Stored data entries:
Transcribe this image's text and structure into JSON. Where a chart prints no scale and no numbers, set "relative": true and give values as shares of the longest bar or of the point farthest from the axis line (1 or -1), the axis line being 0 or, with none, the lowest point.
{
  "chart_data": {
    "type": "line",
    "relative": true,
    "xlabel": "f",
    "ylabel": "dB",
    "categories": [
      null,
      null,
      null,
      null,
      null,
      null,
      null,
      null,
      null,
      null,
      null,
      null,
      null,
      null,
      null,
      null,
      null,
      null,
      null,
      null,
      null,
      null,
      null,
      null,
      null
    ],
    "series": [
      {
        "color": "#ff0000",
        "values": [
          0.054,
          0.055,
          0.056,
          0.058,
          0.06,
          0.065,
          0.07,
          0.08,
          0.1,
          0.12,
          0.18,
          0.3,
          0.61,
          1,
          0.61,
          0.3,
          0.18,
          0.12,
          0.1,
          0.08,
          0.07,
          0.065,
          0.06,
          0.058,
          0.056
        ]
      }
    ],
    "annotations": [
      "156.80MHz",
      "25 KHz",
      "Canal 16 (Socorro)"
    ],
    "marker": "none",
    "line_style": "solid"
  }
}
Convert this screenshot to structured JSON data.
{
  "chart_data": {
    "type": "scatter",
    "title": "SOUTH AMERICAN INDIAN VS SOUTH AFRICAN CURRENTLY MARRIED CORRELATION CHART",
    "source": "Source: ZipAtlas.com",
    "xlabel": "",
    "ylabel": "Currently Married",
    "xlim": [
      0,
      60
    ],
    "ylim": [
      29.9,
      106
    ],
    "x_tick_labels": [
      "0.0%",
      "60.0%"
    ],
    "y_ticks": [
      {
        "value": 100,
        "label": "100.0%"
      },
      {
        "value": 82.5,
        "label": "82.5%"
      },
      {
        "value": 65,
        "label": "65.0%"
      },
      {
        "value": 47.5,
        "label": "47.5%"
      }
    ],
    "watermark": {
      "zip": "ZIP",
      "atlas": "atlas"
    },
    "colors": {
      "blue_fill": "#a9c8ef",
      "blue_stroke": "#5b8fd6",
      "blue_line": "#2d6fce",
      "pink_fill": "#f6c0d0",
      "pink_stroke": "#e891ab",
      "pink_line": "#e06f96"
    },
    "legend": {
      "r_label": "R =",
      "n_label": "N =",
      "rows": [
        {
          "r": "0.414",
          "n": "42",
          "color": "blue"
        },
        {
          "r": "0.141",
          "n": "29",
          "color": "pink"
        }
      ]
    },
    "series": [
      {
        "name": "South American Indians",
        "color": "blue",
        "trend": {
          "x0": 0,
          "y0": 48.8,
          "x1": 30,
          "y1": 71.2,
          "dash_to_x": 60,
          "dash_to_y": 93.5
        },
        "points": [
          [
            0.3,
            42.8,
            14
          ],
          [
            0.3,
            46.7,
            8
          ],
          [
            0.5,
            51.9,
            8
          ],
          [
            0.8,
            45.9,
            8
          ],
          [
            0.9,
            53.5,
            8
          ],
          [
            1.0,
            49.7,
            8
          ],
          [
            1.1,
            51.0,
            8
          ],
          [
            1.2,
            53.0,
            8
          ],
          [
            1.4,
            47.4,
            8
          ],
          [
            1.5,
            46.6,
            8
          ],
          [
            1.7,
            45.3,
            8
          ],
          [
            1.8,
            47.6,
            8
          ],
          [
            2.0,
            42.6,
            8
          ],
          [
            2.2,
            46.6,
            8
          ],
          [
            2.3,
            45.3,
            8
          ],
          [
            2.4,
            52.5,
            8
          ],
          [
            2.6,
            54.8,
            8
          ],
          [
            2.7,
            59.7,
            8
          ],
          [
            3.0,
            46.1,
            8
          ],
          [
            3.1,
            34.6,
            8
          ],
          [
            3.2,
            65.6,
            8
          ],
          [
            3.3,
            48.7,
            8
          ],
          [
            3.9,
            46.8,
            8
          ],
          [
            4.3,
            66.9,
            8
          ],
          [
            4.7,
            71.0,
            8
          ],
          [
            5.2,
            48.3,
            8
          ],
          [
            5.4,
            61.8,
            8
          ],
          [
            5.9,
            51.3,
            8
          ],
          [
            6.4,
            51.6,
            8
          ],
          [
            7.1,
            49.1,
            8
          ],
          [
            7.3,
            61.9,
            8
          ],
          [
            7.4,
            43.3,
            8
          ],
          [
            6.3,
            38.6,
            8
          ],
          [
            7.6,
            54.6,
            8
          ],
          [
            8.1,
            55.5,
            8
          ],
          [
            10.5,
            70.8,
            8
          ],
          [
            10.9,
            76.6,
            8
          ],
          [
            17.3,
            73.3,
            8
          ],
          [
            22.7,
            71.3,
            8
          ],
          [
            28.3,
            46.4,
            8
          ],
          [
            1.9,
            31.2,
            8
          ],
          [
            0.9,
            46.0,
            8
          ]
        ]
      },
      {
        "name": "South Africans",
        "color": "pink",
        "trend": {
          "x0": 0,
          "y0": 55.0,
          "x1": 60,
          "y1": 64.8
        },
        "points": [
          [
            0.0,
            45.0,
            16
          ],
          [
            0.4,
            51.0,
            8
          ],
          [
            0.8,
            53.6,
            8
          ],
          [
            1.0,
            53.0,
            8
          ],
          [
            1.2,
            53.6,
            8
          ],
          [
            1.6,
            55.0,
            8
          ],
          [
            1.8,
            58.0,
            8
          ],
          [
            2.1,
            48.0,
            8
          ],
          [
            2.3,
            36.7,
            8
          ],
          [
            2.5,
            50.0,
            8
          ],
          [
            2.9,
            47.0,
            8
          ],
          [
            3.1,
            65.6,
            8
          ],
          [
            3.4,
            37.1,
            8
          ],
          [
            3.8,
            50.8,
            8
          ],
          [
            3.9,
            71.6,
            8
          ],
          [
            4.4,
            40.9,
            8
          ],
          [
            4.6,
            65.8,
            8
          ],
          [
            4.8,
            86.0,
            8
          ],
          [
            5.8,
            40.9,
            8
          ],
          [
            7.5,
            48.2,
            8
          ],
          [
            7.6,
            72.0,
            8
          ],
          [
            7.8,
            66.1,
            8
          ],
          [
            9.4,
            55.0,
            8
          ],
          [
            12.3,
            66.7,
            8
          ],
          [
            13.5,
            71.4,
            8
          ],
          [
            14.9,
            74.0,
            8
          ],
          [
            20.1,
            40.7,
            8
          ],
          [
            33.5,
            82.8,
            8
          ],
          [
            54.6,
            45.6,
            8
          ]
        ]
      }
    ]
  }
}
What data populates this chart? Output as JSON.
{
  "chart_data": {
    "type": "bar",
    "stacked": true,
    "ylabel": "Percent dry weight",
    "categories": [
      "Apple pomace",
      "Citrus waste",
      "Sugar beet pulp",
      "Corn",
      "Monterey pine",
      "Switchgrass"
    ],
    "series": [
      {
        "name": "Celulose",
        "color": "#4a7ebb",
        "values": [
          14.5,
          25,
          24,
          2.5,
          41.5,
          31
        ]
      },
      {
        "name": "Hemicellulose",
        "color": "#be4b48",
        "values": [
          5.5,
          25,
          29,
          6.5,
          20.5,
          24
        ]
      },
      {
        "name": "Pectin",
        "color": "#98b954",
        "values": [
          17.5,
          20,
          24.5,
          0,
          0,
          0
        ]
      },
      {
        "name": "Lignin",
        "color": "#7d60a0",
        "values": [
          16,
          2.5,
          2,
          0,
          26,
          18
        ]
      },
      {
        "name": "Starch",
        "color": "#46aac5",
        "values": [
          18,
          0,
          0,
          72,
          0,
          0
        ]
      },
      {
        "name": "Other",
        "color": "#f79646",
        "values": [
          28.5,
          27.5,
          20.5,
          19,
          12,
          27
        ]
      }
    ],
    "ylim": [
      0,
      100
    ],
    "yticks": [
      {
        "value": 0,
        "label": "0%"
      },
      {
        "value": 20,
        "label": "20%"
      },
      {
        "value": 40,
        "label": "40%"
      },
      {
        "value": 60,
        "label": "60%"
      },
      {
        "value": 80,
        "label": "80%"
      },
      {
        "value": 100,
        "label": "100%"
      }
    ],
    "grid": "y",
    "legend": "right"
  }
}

> _What is expected_
Extract from the data every line where "ylabel" shows up.

> _Final result_
    "ylabel": "dB",
    "ylabel": "Currently Married",
    "ylabel": "Percent dry weight",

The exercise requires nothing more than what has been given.